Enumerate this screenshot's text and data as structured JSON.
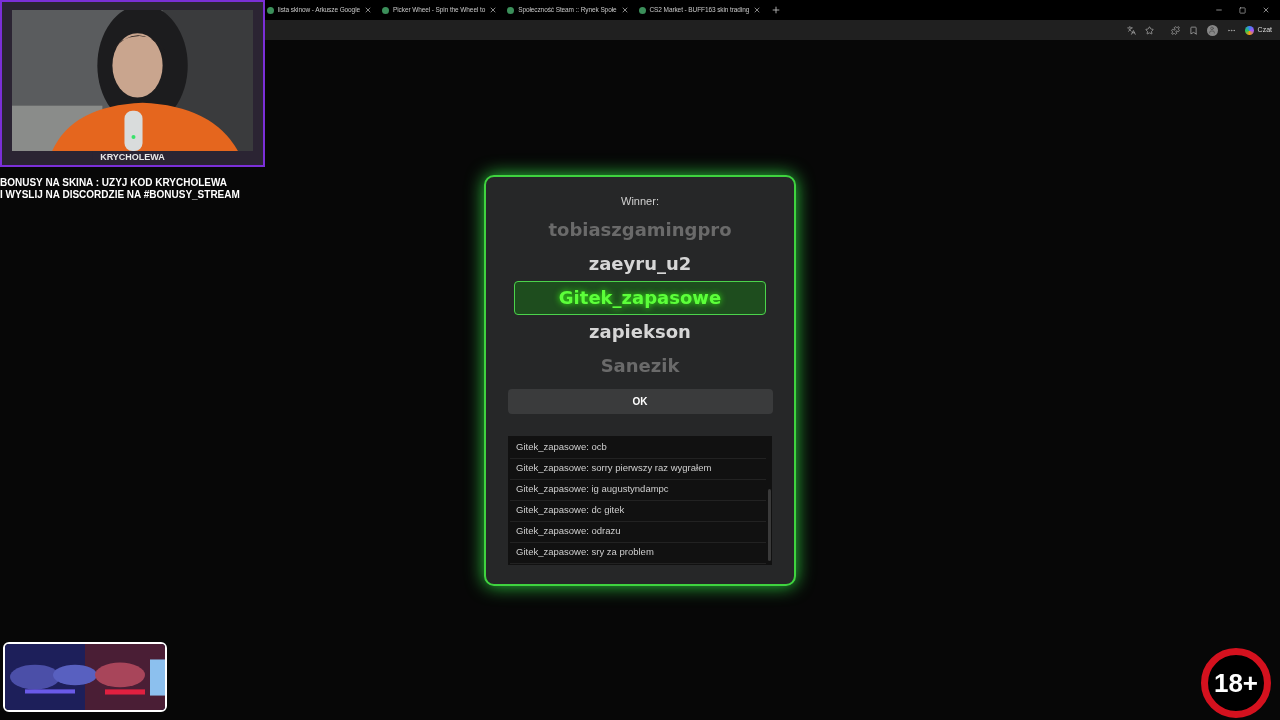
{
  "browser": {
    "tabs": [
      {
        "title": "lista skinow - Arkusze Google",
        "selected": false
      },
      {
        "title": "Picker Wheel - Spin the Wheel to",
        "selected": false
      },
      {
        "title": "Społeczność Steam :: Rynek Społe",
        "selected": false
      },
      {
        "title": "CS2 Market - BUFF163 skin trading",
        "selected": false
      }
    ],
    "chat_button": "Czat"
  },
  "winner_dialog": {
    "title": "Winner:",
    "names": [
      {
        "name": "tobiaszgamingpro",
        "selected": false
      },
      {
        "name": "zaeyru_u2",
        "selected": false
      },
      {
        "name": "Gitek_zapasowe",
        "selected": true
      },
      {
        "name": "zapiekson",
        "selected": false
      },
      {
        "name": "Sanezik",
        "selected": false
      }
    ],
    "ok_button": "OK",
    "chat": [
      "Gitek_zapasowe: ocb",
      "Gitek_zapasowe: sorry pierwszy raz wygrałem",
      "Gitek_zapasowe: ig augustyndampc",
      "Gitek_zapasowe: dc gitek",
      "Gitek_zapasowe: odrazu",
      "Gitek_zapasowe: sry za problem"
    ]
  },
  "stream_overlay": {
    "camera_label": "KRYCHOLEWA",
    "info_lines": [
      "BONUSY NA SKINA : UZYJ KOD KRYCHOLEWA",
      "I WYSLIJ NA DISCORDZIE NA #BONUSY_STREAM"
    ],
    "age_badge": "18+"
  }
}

--

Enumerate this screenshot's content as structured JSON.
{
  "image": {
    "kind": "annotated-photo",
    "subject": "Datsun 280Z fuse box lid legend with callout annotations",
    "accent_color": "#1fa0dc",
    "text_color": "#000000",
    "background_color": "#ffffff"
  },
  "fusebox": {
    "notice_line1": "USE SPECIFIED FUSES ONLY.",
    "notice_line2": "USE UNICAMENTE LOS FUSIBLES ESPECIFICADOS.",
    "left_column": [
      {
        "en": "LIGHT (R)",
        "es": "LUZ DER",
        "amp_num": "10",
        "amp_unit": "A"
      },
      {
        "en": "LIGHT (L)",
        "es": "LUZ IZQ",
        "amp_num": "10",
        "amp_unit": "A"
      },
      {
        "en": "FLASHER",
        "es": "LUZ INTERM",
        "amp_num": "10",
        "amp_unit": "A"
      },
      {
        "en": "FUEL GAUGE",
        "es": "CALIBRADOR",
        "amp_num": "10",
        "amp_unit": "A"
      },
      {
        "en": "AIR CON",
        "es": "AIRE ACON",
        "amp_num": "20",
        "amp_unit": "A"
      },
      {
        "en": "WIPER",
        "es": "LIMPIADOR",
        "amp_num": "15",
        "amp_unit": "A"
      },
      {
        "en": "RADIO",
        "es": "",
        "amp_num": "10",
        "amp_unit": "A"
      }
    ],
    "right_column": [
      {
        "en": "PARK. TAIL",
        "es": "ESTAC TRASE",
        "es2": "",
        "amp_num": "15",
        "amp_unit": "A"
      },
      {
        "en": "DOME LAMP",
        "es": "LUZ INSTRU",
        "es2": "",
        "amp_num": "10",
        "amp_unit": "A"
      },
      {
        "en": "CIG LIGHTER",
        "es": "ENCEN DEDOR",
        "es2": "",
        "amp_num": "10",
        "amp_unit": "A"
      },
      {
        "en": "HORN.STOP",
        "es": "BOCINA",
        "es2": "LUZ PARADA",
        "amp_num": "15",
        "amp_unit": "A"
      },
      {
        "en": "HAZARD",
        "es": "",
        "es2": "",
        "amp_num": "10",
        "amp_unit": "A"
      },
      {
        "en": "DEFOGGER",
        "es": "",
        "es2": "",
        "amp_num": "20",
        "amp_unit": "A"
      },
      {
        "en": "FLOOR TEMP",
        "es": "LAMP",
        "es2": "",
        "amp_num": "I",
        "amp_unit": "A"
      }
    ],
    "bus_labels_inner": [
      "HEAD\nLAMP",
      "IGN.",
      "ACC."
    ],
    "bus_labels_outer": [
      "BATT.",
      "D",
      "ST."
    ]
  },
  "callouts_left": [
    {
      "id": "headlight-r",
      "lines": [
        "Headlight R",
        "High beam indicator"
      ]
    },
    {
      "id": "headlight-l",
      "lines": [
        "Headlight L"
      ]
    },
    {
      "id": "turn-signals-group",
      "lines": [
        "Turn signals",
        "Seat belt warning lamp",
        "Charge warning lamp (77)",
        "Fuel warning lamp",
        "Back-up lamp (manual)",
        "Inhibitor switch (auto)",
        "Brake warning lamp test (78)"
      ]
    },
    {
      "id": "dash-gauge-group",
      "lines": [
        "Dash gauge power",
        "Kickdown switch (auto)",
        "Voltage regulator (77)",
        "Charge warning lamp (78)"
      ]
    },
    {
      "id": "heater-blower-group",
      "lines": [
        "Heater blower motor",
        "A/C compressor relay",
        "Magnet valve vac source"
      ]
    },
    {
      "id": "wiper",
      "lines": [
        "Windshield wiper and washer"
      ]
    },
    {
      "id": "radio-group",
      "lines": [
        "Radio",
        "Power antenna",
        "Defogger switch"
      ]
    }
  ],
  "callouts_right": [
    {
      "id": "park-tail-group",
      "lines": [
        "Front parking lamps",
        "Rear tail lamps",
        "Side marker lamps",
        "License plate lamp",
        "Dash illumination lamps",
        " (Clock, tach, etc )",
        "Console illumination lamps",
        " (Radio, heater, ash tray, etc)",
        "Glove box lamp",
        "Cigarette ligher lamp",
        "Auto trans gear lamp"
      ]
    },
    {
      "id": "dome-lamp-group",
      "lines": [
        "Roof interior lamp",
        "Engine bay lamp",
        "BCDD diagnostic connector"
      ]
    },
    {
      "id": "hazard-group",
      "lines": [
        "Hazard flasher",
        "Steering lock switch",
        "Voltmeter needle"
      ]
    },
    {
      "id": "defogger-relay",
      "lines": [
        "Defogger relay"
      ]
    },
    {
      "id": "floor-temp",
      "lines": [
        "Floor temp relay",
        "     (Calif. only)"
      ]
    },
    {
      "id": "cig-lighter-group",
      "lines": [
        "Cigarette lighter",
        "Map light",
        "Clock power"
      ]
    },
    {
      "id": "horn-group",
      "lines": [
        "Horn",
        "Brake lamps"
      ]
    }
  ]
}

◆ TASK BRIEF ◆
Scan the data above; copy every line where "KRYCHOLEWA" appears.

◆ WRITTEN REPLY ◆
    "camera_label": "KRYCHOLEWA",
      "BONUSY NA SKINA : UZYJ KOD KRYCHOLEWA",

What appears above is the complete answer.